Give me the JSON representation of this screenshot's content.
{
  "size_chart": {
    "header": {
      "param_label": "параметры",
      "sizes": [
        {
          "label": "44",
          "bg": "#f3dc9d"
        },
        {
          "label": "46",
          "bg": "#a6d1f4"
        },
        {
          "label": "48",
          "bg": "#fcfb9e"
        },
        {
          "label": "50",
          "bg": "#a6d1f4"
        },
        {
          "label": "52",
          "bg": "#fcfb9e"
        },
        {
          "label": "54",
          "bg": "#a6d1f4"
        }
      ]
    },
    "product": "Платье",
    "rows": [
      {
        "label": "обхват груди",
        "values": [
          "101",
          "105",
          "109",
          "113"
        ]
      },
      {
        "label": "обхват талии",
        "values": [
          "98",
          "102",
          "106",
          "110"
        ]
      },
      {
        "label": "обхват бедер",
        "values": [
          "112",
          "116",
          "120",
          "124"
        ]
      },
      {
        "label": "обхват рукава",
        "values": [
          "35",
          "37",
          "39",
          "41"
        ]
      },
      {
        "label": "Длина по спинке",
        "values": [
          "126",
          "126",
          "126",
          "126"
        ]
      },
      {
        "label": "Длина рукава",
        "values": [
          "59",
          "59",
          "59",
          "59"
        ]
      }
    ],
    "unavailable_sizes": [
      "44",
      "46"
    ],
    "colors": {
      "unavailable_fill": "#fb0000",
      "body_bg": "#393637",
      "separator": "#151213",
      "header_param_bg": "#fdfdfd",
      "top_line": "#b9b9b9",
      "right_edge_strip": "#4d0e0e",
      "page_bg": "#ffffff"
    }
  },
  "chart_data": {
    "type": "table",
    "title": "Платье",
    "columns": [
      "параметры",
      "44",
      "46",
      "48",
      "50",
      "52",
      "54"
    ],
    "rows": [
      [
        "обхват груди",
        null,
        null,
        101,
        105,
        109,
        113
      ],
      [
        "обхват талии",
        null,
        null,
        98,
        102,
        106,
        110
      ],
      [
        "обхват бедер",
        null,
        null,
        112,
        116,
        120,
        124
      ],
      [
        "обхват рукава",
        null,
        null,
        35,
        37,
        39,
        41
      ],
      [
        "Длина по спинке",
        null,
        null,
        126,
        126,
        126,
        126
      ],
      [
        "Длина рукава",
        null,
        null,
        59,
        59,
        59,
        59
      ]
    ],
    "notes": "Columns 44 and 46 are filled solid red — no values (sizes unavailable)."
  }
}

### What you should do
Write out the records above again, keeping each one identical to the original.

### Answer for this exercise
Give me the JSON representation of this screenshot's content.
{
  "size_chart": {
    "header": {
      "param_label": "параметры",
      "sizes": [
        {
          "label": "44",
          "bg": "#f3dc9d"
        },
        {
          "label": "46",
          "bg": "#a6d1f4"
        },
        {
          "label": "48",
          "bg": "#fcfb9e"
        },
        {
          "label": "50",
          "bg": "#a6d1f4"
        },
        {
          "label": "52",
          "bg": "#fcfb9e"
        },
        {
          "label": "54",
          "bg": "#a6d1f4"
        }
      ]
    },
    "product": "Платье",
    "rows": [
      {
        "label": "обхват груди",
        "values": [
          "101",
          "105",
          "109",
          "113"
        ]
      },
      {
        "label": "обхват талии",
        "values": [
          "98",
          "102",
          "106",
          "110"
        ]
      },
      {
        "label": "обхват бедер",
        "values": [
          "112",
          "116",
          "120",
          "124"
        ]
      },
      {
        "label": "обхват рукава",
        "values": [
          "35",
          "37",
          "39",
          "41"
        ]
      },
      {
        "label": "Длина по спинке",
        "values": [
          "126",
          "126",
          "126",
          "126"
        ]
      },
      {
        "label": "Длина рукава",
        "values": [
          "59",
          "59",
          "59",
          "59"
        ]
      }
    ],
    "unavailable_sizes": [
      "44",
      "46"
    ],
    "colors": {
      "unavailable_fill": "#fb0000",
      "body_bg": "#393637",
      "separator": "#151213",
      "header_param_bg": "#fdfdfd",
      "top_line": "#b9b9b9",
      "right_edge_strip": "#4d0e0e",
      "page_bg": "#ffffff"
    }
  },
  "chart_data": {
    "type": "table",
    "title": "Платье",
    "columns": [
      "параметры",
      "44",
      "46",
      "48",
      "50",
      "52",
      "54"
    ],
    "rows": [
      [
        "обхват груди",
        null,
        null,
        101,
        105,
        109,
        113
      ],
      [
        "обхват талии",
        null,
        null,
        98,
        102,
        106,
        110
      ],
      [
        "обхват бедер",
        null,
        null,
        112,
        116,
        120,
        124
      ],
      [
        "обхват рукава",
        null,
        null,
        35,
        37,
        39,
        41
      ],
      [
        "Длина по спинке",
        null,
        null,
        126,
        126,
        126,
        126
      ],
      [
        "Длина рукава",
        null,
        null,
        59,
        59,
        59,
        59
      ]
    ],
    "notes": "Columns 44 and 46 are filled solid red — no values (sizes unavailable)."
  }
}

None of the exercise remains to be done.